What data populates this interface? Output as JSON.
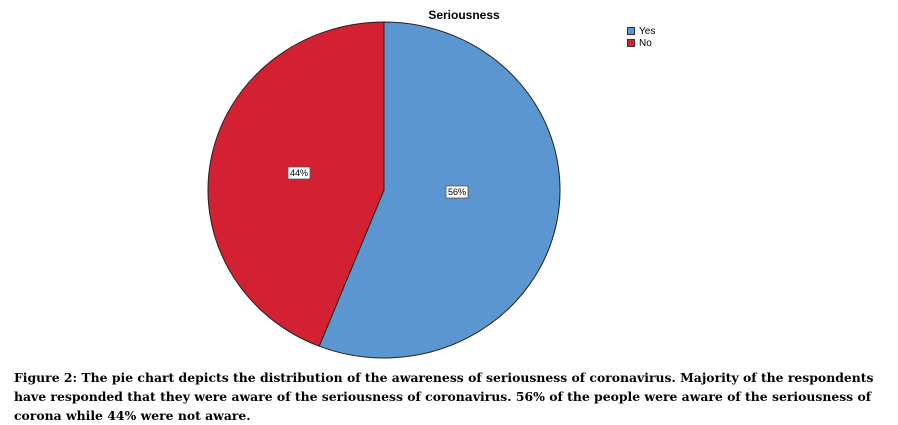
{
  "chart_data": {
    "type": "pie",
    "title": "Seriousness",
    "categories": [
      "Yes",
      "No"
    ],
    "values": [
      56,
      44
    ],
    "data_labels": [
      "56%",
      "44%"
    ],
    "colors": [
      "#5b96d0",
      "#d42033"
    ],
    "legend_position": "top-right"
  },
  "caption": {
    "text": "Figure 2: The pie chart depicts the distribution of the awareness of seriousness of coronavirus. Majority of the respondents have responded that they were aware of the seriousness of coronavirus. 56% of the people were aware of the seriousness of corona while 44% were not aware."
  }
}
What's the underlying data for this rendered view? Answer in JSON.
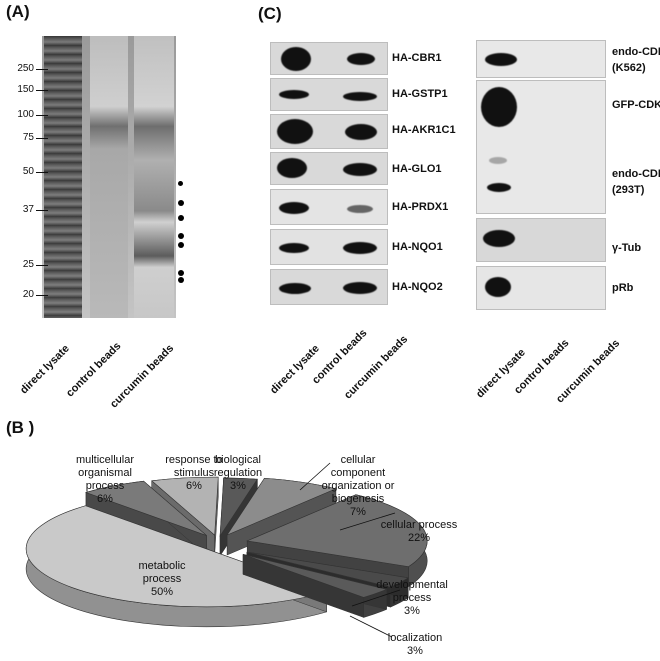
{
  "panelA": {
    "label": "(A)",
    "mw_markers": [
      "250",
      "150",
      "100",
      "75",
      "50",
      "37",
      "25",
      "20"
    ],
    "lanes": [
      "direct lysate",
      "control beads",
      "curcumin beads"
    ]
  },
  "panelC": {
    "label": "(C)",
    "left_blots": [
      "HA-CBR1",
      "HA-GSTP1",
      "HA-AKR1C1",
      "HA-GLO1",
      "HA-PRDX1",
      "HA-NQO1",
      "HA-NQO2"
    ],
    "right_blots": {
      "k562_line1": "endo-CDK2",
      "k562_line2": "(K562)",
      "gfp": "GFP-CDK2",
      "t293_line1": "endo-CDK2",
      "t293_line2": "(293T)",
      "tub": "γ-Tub",
      "prb": "pRb"
    },
    "lanes": [
      "direct lysate",
      "control beads",
      "curcumin beads"
    ]
  },
  "panelB": {
    "label": "(B )",
    "chart_data": {
      "type": "pie",
      "title": "",
      "slices": [
        {
          "name": "biological regulation",
          "value": 3
        },
        {
          "name": "cellular component organization or biogenesis",
          "value": 7
        },
        {
          "name": "cellular process",
          "value": 22
        },
        {
          "name": "developmental process",
          "value": 3
        },
        {
          "name": "localization",
          "value": 3
        },
        {
          "name": "metabolic process",
          "value": 50
        },
        {
          "name": "multicellular organismal process",
          "value": 6
        },
        {
          "name": "response to stimulus",
          "value": 6
        }
      ]
    },
    "labels": {
      "bio_reg_1": "biological",
      "bio_reg_2": "regulation",
      "bio_reg_pct": "3%",
      "ccob_1": "cellular",
      "ccob_2": "component",
      "ccob_3": "organization or",
      "ccob_4": "biogenesis",
      "ccob_pct": "7%",
      "cell_proc_1": "cellular process",
      "cell_proc_pct": "22%",
      "dev_1": "developmental",
      "dev_2": "process",
      "dev_pct": "3%",
      "loc_1": "localization",
      "loc_pct": "3%",
      "met_1": "metabolic",
      "met_2": "process",
      "met_pct": "50%",
      "multi_1": "multicellular",
      "multi_2": "organismal",
      "multi_3": "process",
      "multi_pct": "6%",
      "resp_1": "response to",
      "resp_2": "stimulus",
      "resp_pct": "6%"
    }
  }
}
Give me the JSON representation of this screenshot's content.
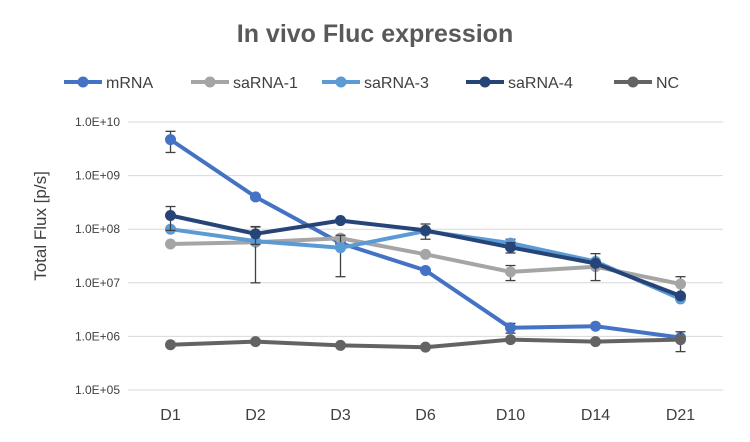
{
  "chart_data": {
    "type": "line",
    "title": "In vivo Fluc expression",
    "xlabel": "",
    "ylabel": "Total Flux [p/s]",
    "yscale": "log",
    "ylim": [
      100000,
      10000000000
    ],
    "yticks": [
      "1.0E+05",
      "1.0E+06",
      "1.0E+07",
      "1.0E+08",
      "1.0E+09",
      "1.0E+10"
    ],
    "grid": true,
    "legend_position": "top",
    "categories": [
      "D1",
      "D2",
      "D3",
      "D6",
      "D10",
      "D14",
      "D21"
    ],
    "series": [
      {
        "name": "mRNA",
        "color": "#4472c4",
        "values": [
          4700000000,
          400000000,
          55000000,
          17000000,
          1450000,
          1550000,
          950000
        ],
        "err": [
          2000000000,
          40000000,
          0,
          0,
          300000,
          0,
          0
        ]
      },
      {
        "name": "saRNA-1",
        "color": "#a5a5a5",
        "values": [
          53000000,
          57000000,
          68000000,
          34000000,
          16000000,
          20000000,
          9500000
        ],
        "err": [
          0,
          0,
          0,
          0,
          5000000,
          0,
          3500000
        ]
      },
      {
        "name": "saRNA-3",
        "color": "#5b9bd5",
        "values": [
          100000000,
          60000000,
          45000000,
          92000000,
          55000000,
          25000000,
          5000000
        ],
        "err": [
          0,
          50000000,
          32000000,
          0,
          10000000,
          0,
          0
        ]
      },
      {
        "name": "saRNA-4",
        "color": "#264478",
        "values": [
          180000000,
          82000000,
          145000000,
          95000000,
          46000000,
          23000000,
          5700000
        ],
        "err": [
          85000000,
          30000000,
          0,
          30000000,
          10000000,
          12000000,
          0
        ]
      },
      {
        "name": "NC",
        "color": "#636363",
        "values": [
          700000,
          800000,
          680000,
          630000,
          870000,
          800000,
          870000
        ],
        "err": [
          0,
          0,
          0,
          0,
          0,
          0,
          350000
        ]
      }
    ]
  }
}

--*--

What this task involves ▸
Return, from the data, each line where the string "saRNA" occurs.

Solution below ▸
        "name": "saRNA-1",
        "name": "saRNA-3",
        "name": "saRNA-4",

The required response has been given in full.